EXTRACTED INFORMATION below:

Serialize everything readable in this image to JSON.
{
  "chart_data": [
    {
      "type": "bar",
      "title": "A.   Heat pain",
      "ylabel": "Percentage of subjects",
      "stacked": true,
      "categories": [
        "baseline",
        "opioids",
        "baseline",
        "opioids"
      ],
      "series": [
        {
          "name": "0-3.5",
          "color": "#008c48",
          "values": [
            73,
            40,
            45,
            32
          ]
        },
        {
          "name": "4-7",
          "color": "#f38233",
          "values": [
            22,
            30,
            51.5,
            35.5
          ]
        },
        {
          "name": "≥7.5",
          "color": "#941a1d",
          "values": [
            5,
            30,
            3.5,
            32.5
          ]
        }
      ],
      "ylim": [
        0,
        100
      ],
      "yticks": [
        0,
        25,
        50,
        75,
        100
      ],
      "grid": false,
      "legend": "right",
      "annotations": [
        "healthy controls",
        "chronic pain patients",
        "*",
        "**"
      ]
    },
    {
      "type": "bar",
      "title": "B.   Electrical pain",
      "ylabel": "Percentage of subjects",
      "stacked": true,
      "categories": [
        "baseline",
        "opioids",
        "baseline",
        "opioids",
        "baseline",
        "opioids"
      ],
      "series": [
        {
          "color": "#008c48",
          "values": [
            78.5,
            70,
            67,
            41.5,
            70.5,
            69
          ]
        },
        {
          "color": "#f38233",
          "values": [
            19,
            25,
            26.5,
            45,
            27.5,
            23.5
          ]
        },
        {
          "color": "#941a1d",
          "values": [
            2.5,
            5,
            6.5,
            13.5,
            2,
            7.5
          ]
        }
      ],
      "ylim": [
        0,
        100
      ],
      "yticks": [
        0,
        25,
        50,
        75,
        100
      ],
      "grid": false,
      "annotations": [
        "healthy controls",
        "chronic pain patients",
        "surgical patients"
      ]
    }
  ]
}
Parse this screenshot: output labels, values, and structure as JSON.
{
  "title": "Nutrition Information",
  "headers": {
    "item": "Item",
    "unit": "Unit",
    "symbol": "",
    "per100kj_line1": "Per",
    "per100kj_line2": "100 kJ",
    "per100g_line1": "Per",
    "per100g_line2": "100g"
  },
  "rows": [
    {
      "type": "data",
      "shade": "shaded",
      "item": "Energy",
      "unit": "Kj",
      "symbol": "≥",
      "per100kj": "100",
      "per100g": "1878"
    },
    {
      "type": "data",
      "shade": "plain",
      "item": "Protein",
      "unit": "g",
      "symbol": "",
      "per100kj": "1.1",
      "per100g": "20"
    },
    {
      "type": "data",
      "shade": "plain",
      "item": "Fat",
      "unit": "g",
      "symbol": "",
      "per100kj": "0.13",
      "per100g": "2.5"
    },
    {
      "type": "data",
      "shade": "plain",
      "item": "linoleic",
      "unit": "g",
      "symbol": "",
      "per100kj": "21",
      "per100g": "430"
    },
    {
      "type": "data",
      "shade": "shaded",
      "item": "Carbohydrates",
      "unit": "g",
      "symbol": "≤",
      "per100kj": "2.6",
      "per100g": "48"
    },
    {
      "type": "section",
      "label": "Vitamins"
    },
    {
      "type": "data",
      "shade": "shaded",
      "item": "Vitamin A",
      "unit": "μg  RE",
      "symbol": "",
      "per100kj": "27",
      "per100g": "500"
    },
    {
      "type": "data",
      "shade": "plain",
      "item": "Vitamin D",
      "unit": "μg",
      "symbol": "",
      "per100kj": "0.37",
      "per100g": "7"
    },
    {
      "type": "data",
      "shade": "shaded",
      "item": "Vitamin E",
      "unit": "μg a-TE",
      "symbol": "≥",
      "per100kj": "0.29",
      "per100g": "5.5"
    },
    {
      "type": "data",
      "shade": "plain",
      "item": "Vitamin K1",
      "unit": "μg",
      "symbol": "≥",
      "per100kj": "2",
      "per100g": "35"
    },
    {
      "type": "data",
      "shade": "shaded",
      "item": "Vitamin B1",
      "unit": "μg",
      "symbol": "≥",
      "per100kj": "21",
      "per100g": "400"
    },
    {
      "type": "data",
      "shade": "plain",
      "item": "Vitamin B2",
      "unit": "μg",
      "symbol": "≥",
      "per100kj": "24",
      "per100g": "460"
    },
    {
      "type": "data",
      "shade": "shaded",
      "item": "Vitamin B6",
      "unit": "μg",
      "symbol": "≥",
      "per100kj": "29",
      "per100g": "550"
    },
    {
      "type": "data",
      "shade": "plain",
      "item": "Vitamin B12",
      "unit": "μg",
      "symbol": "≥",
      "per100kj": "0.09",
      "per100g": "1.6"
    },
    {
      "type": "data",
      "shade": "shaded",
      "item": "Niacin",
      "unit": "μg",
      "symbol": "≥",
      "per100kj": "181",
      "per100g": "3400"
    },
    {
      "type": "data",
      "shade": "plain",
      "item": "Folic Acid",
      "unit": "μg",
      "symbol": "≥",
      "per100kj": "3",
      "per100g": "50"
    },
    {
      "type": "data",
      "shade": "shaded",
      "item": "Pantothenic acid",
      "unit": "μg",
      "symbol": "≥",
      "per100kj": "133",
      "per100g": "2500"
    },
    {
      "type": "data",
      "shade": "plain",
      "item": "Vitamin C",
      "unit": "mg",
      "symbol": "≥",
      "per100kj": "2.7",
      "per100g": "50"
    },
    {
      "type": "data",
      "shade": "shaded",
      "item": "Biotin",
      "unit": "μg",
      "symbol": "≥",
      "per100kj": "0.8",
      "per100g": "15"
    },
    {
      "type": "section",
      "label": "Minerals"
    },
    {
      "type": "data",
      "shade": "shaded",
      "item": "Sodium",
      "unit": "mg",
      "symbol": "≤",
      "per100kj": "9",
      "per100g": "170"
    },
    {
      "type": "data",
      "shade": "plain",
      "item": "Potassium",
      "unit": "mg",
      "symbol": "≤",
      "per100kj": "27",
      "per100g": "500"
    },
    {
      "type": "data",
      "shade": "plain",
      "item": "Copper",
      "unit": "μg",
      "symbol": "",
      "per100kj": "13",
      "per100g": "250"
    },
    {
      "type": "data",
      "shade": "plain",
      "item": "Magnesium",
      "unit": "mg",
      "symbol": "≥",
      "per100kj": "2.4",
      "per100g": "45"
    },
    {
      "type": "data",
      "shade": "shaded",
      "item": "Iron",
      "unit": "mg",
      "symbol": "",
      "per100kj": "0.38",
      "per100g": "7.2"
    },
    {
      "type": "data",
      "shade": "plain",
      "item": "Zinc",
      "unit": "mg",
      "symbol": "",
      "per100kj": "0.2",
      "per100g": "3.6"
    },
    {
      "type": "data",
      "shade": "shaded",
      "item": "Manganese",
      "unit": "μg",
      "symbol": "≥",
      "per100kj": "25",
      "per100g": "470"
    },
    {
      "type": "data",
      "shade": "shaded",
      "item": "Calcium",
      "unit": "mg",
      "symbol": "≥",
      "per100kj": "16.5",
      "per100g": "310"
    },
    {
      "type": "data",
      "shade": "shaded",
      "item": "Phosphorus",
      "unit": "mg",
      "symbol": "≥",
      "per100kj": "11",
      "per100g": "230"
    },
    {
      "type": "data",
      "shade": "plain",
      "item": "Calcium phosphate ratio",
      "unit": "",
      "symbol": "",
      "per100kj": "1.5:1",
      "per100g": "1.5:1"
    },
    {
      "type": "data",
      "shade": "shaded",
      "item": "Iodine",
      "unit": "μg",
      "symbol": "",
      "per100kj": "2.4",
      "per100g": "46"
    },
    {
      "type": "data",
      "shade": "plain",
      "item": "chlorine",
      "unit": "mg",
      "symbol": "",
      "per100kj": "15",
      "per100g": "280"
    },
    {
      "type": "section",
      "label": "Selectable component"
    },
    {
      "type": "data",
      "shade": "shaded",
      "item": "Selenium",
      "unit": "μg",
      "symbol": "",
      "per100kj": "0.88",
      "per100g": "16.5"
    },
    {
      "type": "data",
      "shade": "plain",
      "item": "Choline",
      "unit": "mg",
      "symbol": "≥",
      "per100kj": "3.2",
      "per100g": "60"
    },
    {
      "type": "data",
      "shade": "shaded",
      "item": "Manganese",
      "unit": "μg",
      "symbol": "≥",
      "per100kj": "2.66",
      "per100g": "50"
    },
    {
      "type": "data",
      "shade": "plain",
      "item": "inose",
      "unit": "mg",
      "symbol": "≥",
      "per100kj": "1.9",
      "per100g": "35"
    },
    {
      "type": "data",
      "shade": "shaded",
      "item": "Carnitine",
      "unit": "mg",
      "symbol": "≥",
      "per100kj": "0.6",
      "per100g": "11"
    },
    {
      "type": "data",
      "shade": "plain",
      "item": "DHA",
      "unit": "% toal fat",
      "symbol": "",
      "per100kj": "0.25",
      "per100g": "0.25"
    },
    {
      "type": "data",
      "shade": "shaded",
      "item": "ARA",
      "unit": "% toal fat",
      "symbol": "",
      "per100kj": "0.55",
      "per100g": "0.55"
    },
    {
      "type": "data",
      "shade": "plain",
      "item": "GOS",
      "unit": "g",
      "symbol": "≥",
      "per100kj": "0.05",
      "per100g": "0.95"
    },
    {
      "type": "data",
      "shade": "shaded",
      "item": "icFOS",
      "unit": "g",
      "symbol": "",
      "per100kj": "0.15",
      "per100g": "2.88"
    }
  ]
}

End of EXTRACTED INFORMATION.

WORK INSTRUCTIONS → Your task is to copy every line in the entries that holds the string "title".

ANSWER →
      "title": "A.   Heat pain",
      "title": "B.   Electrical pain",
  "title": "Nutrition Information",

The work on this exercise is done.